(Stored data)
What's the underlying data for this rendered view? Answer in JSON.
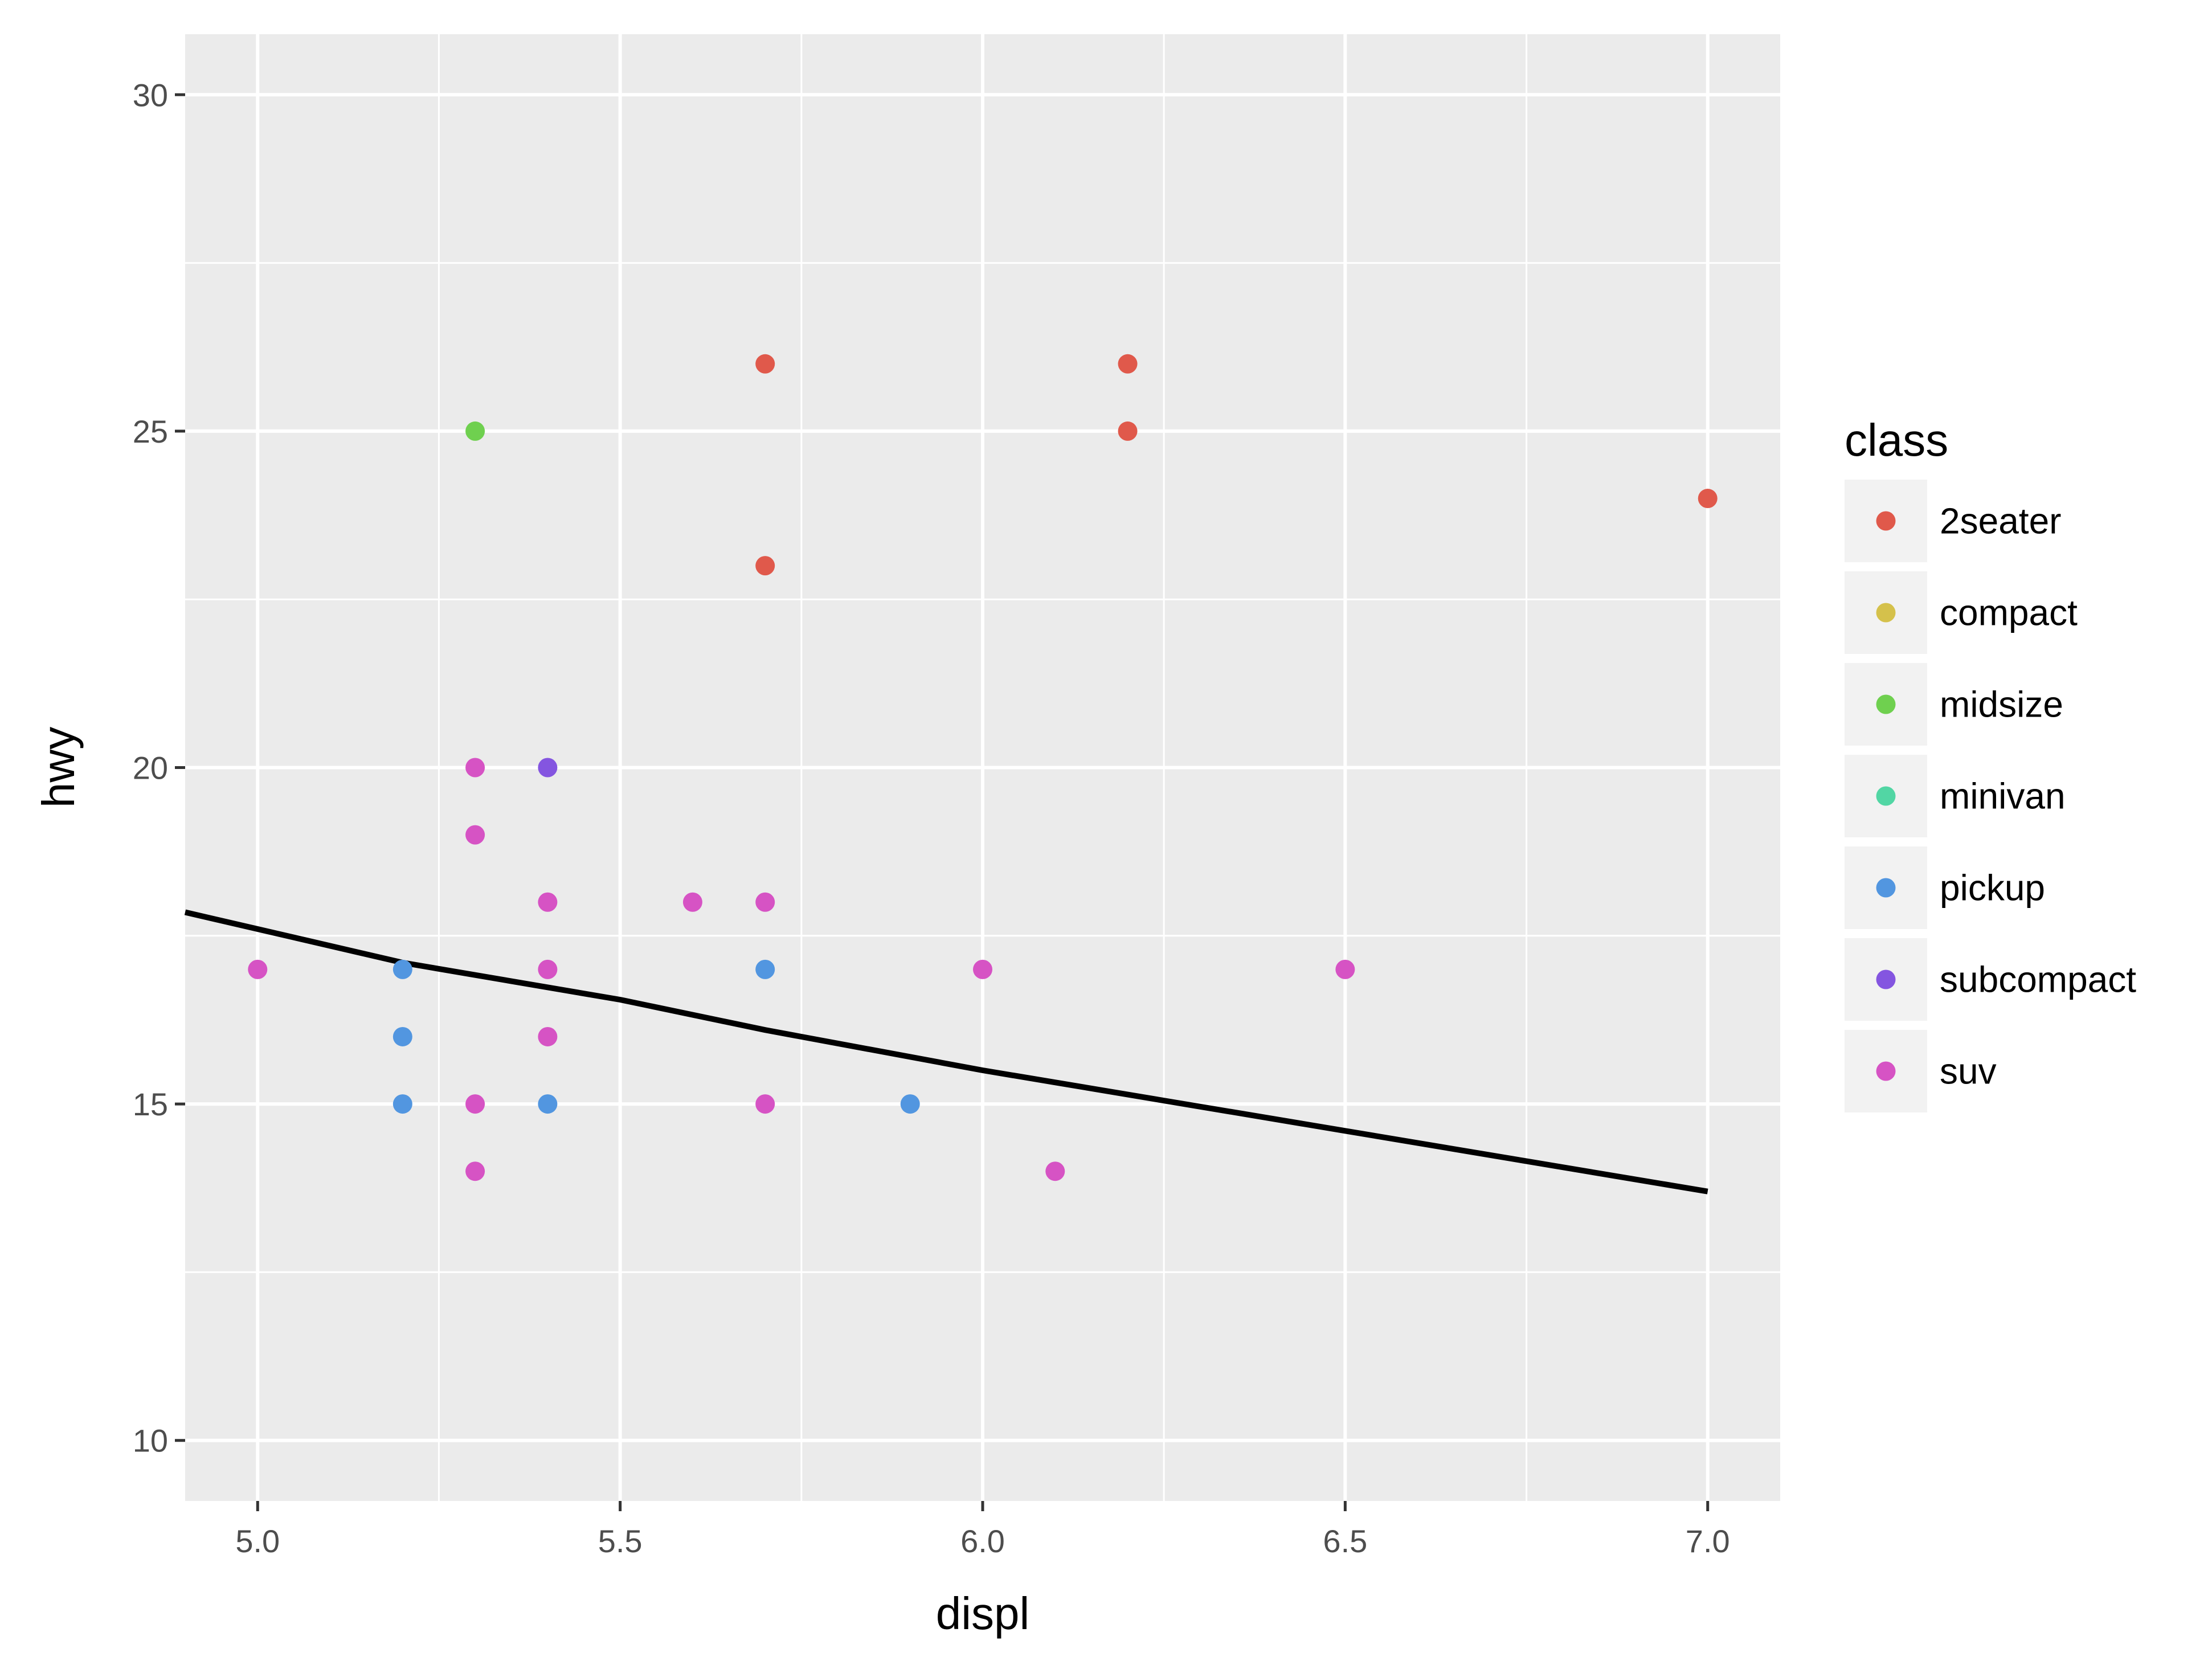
{
  "chart_data": {
    "type": "scatter",
    "title": "",
    "xlabel": "displ",
    "ylabel": "hwy",
    "xlim": [
      4.9,
      7.1
    ],
    "ylim": [
      9.1,
      30.9
    ],
    "x_ticks": [
      5.0,
      5.5,
      6.0,
      6.5,
      7.0
    ],
    "x_tick_labels": [
      "5.0",
      "5.5",
      "6.0",
      "6.5",
      "7.0"
    ],
    "y_ticks": [
      10,
      15,
      20,
      25,
      30
    ],
    "y_tick_labels": [
      "10",
      "15",
      "20",
      "25",
      "30"
    ],
    "grid": true,
    "background": "#ebebeb",
    "legend": {
      "title": "class",
      "position": "right",
      "entries": [
        {
          "label": "2seater",
          "color": "#e0594b"
        },
        {
          "label": "compact",
          "color": "#d5c14b"
        },
        {
          "label": "midsize",
          "color": "#6fd04f"
        },
        {
          "label": "minivan",
          "color": "#52d6a4"
        },
        {
          "label": "pickup",
          "color": "#5296e0"
        },
        {
          "label": "subcompact",
          "color": "#8455e0"
        },
        {
          "label": "suv",
          "color": "#d653c4"
        }
      ]
    },
    "series": [
      {
        "name": "2seater",
        "color": "#e0594b",
        "points": [
          [
            5.7,
            26
          ],
          [
            6.2,
            26
          ],
          [
            6.2,
            25
          ],
          [
            7.0,
            24
          ],
          [
            5.7,
            23
          ]
        ]
      },
      {
        "name": "midsize",
        "color": "#6fd04f",
        "points": [
          [
            5.3,
            25
          ]
        ]
      },
      {
        "name": "pickup",
        "color": "#5296e0",
        "points": [
          [
            5.2,
            17
          ],
          [
            5.2,
            16
          ],
          [
            5.2,
            15
          ],
          [
            5.4,
            15
          ],
          [
            5.7,
            17
          ],
          [
            5.9,
            15
          ]
        ]
      },
      {
        "name": "subcompact",
        "color": "#8455e0",
        "points": [
          [
            5.4,
            20
          ]
        ]
      },
      {
        "name": "suv",
        "color": "#d653c4",
        "points": [
          [
            5.0,
            17
          ],
          [
            5.3,
            20
          ],
          [
            5.3,
            19
          ],
          [
            5.3,
            15
          ],
          [
            5.3,
            14
          ],
          [
            5.4,
            18
          ],
          [
            5.4,
            17
          ],
          [
            5.4,
            16
          ],
          [
            5.6,
            18
          ],
          [
            5.7,
            18
          ],
          [
            5.7,
            15
          ],
          [
            6.0,
            17
          ],
          [
            6.1,
            14
          ],
          [
            6.5,
            17
          ]
        ]
      }
    ],
    "trend_line": {
      "color": "#000000",
      "points": [
        [
          4.9,
          17.85
        ],
        [
          5.0,
          17.6
        ],
        [
          5.2,
          17.1
        ],
        [
          5.5,
          16.55
        ],
        [
          5.7,
          16.1
        ],
        [
          6.0,
          15.5
        ],
        [
          6.5,
          14.6
        ],
        [
          7.0,
          13.7
        ]
      ]
    }
  }
}
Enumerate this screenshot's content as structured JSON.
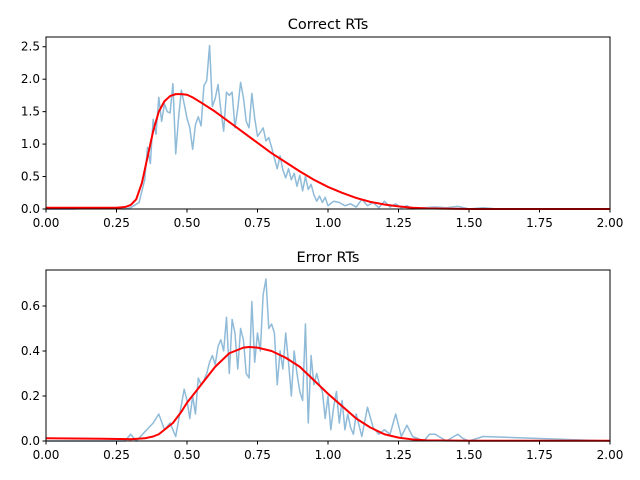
{
  "colors": {
    "histogram": "#1f77b4",
    "model": "#ff0000"
  },
  "chart_data": [
    {
      "type": "line",
      "title": "Correct RTs",
      "xlim": [
        0,
        2
      ],
      "ylim": [
        0,
        2.65
      ],
      "x_ticks": [
        0,
        0.25,
        0.5,
        0.75,
        1.0,
        1.25,
        1.5,
        1.75,
        2.0
      ],
      "x_tick_labels": [
        "0.00",
        "0.25",
        "0.50",
        "0.75",
        "1.00",
        "1.25",
        "1.50",
        "1.75",
        "2.00"
      ],
      "y_ticks": [
        0,
        0.5,
        1.0,
        1.5,
        2.0,
        2.5
      ],
      "y_tick_labels": [
        "0.0",
        "0.5",
        "1.0",
        "1.5",
        "2.0",
        "2.5"
      ],
      "series": [
        {
          "color": "#1f77b4",
          "x": [
            0,
            0.1,
            0.2,
            0.28,
            0.3,
            0.33,
            0.35,
            0.36,
            0.37,
            0.38,
            0.39,
            0.4,
            0.41,
            0.42,
            0.43,
            0.44,
            0.45,
            0.46,
            0.47,
            0.48,
            0.49,
            0.5,
            0.51,
            0.52,
            0.53,
            0.54,
            0.55,
            0.56,
            0.57,
            0.58,
            0.59,
            0.6,
            0.61,
            0.62,
            0.63,
            0.64,
            0.65,
            0.66,
            0.67,
            0.68,
            0.69,
            0.7,
            0.71,
            0.72,
            0.73,
            0.74,
            0.75,
            0.76,
            0.77,
            0.78,
            0.79,
            0.8,
            0.81,
            0.82,
            0.83,
            0.84,
            0.85,
            0.86,
            0.87,
            0.88,
            0.89,
            0.9,
            0.91,
            0.92,
            0.93,
            0.94,
            0.95,
            0.96,
            0.97,
            0.98,
            0.99,
            1.0,
            1.02,
            1.04,
            1.06,
            1.08,
            1.1,
            1.12,
            1.14,
            1.16,
            1.18,
            1.2,
            1.22,
            1.24,
            1.26,
            1.28,
            1.3,
            1.34,
            1.38,
            1.42,
            1.46,
            1.5,
            1.55,
            1.6,
            2.0
          ],
          "values": [
            0,
            0,
            0.02,
            0,
            0.02,
            0.1,
            0.45,
            0.95,
            0.7,
            1.38,
            1.15,
            1.72,
            1.35,
            1.62,
            1.5,
            1.48,
            1.93,
            0.85,
            1.4,
            1.83,
            1.62,
            1.4,
            1.25,
            0.92,
            1.3,
            1.42,
            1.28,
            1.9,
            1.98,
            2.52,
            1.58,
            1.7,
            1.92,
            1.52,
            1.2,
            1.8,
            1.75,
            1.8,
            1.25,
            1.55,
            1.95,
            1.72,
            1.35,
            1.25,
            1.78,
            1.4,
            1.12,
            1.18,
            1.25,
            1.05,
            1.1,
            0.95,
            0.78,
            0.62,
            0.82,
            0.6,
            0.48,
            0.62,
            0.45,
            0.55,
            0.35,
            0.52,
            0.28,
            0.5,
            0.3,
            0.38,
            0.22,
            0.12,
            0.2,
            0.1,
            0.18,
            0.05,
            0.12,
            0.1,
            0.05,
            0.08,
            0.03,
            0.15,
            0.05,
            0.1,
            0.02,
            0.12,
            0.03,
            0.08,
            0.02,
            0.05,
            0,
            0.02,
            0.03,
            0.02,
            0.04,
            0,
            0.02,
            0,
            0
          ]
        },
        {
          "color": "#ff0000",
          "x": [
            0,
            0.25,
            0.28,
            0.3,
            0.32,
            0.34,
            0.36,
            0.38,
            0.4,
            0.42,
            0.44,
            0.46,
            0.48,
            0.5,
            0.52,
            0.55,
            0.6,
            0.65,
            0.7,
            0.75,
            0.8,
            0.85,
            0.9,
            0.95,
            1.0,
            1.05,
            1.1,
            1.15,
            1.2,
            1.25,
            1.3,
            1.35,
            1.4,
            1.5,
            1.6,
            2.0
          ],
          "values": [
            0.02,
            0.02,
            0.03,
            0.06,
            0.15,
            0.4,
            0.8,
            1.2,
            1.5,
            1.66,
            1.74,
            1.77,
            1.77,
            1.76,
            1.72,
            1.64,
            1.5,
            1.34,
            1.18,
            1.02,
            0.86,
            0.72,
            0.58,
            0.45,
            0.34,
            0.25,
            0.17,
            0.11,
            0.07,
            0.04,
            0.02,
            0.01,
            0.005,
            0,
            0,
            0
          ]
        }
      ]
    },
    {
      "type": "line",
      "title": "Error RTs",
      "xlim": [
        0,
        2
      ],
      "ylim": [
        0,
        0.76
      ],
      "x_ticks": [
        0,
        0.25,
        0.5,
        0.75,
        1.0,
        1.25,
        1.5,
        1.75,
        2.0
      ],
      "x_tick_labels": [
        "0.00",
        "0.25",
        "0.50",
        "0.75",
        "1.00",
        "1.25",
        "1.50",
        "1.75",
        "2.00"
      ],
      "y_ticks": [
        0,
        0.2,
        0.4,
        0.6
      ],
      "y_tick_labels": [
        "0.0",
        "0.2",
        "0.4",
        "0.6"
      ],
      "series": [
        {
          "color": "#1f77b4",
          "x": [
            0,
            0.28,
            0.3,
            0.32,
            0.38,
            0.4,
            0.42,
            0.44,
            0.46,
            0.48,
            0.49,
            0.5,
            0.51,
            0.52,
            0.53,
            0.54,
            0.55,
            0.56,
            0.57,
            0.58,
            0.59,
            0.6,
            0.61,
            0.62,
            0.63,
            0.64,
            0.65,
            0.66,
            0.67,
            0.68,
            0.69,
            0.7,
            0.71,
            0.72,
            0.73,
            0.74,
            0.75,
            0.76,
            0.77,
            0.78,
            0.79,
            0.8,
            0.81,
            0.82,
            0.83,
            0.84,
            0.85,
            0.86,
            0.87,
            0.88,
            0.89,
            0.9,
            0.91,
            0.92,
            0.93,
            0.94,
            0.95,
            0.96,
            0.97,
            0.98,
            0.99,
            1.0,
            1.01,
            1.02,
            1.03,
            1.04,
            1.05,
            1.06,
            1.07,
            1.08,
            1.09,
            1.1,
            1.12,
            1.14,
            1.16,
            1.18,
            1.2,
            1.22,
            1.24,
            1.26,
            1.28,
            1.3,
            1.34,
            1.36,
            1.38,
            1.42,
            1.46,
            1.48,
            1.5,
            1.55,
            2.0
          ],
          "values": [
            0,
            0,
            0.03,
            0,
            0.08,
            0.12,
            0.05,
            0.08,
            0.02,
            0.16,
            0.23,
            0.18,
            0.1,
            0.2,
            0.12,
            0.28,
            0.25,
            0.27,
            0.3,
            0.35,
            0.38,
            0.34,
            0.42,
            0.45,
            0.4,
            0.55,
            0.3,
            0.54,
            0.48,
            0.32,
            0.5,
            0.45,
            0.3,
            0.28,
            0.62,
            0.35,
            0.48,
            0.4,
            0.65,
            0.72,
            0.5,
            0.52,
            0.48,
            0.25,
            0.4,
            0.32,
            0.48,
            0.35,
            0.2,
            0.4,
            0.3,
            0.22,
            0.18,
            0.52,
            0.08,
            0.38,
            0.25,
            0.3,
            0.25,
            0.22,
            0.1,
            0.2,
            0.05,
            0.15,
            0.22,
            0.08,
            0.18,
            0.05,
            0.12,
            0.06,
            0.03,
            0.12,
            0.02,
            0.15,
            0.06,
            0.03,
            0.05,
            0.03,
            0.12,
            0.02,
            0.07,
            0.02,
            0.0,
            0.03,
            0.03,
            0.0,
            0.03,
            0.01,
            0.0,
            0.02,
            0
          ]
        },
        {
          "color": "#ff0000",
          "x": [
            0,
            0.2,
            0.3,
            0.35,
            0.38,
            0.4,
            0.42,
            0.45,
            0.48,
            0.5,
            0.55,
            0.6,
            0.65,
            0.7,
            0.72,
            0.75,
            0.8,
            0.85,
            0.9,
            0.95,
            1.0,
            1.05,
            1.1,
            1.15,
            1.2,
            1.25,
            1.3,
            1.35,
            1.4,
            1.5,
            2.0
          ],
          "values": [
            0.012,
            0.01,
            0.008,
            0.012,
            0.02,
            0.03,
            0.05,
            0.08,
            0.13,
            0.17,
            0.25,
            0.33,
            0.39,
            0.415,
            0.418,
            0.415,
            0.4,
            0.37,
            0.33,
            0.27,
            0.21,
            0.155,
            0.1,
            0.06,
            0.03,
            0.015,
            0.007,
            0.003,
            0.002,
            0.001,
            0.001
          ]
        }
      ]
    }
  ]
}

■ **EXERCISE DIRECTIONS**:
Note every line above where the string "JSON" shows up, and copy those lines.

■ **WRITTEN RESPONSE**:
What's the underlying data for this rendered view? Answer in JSON.
Enumerate this screenshot's content as structured JSON.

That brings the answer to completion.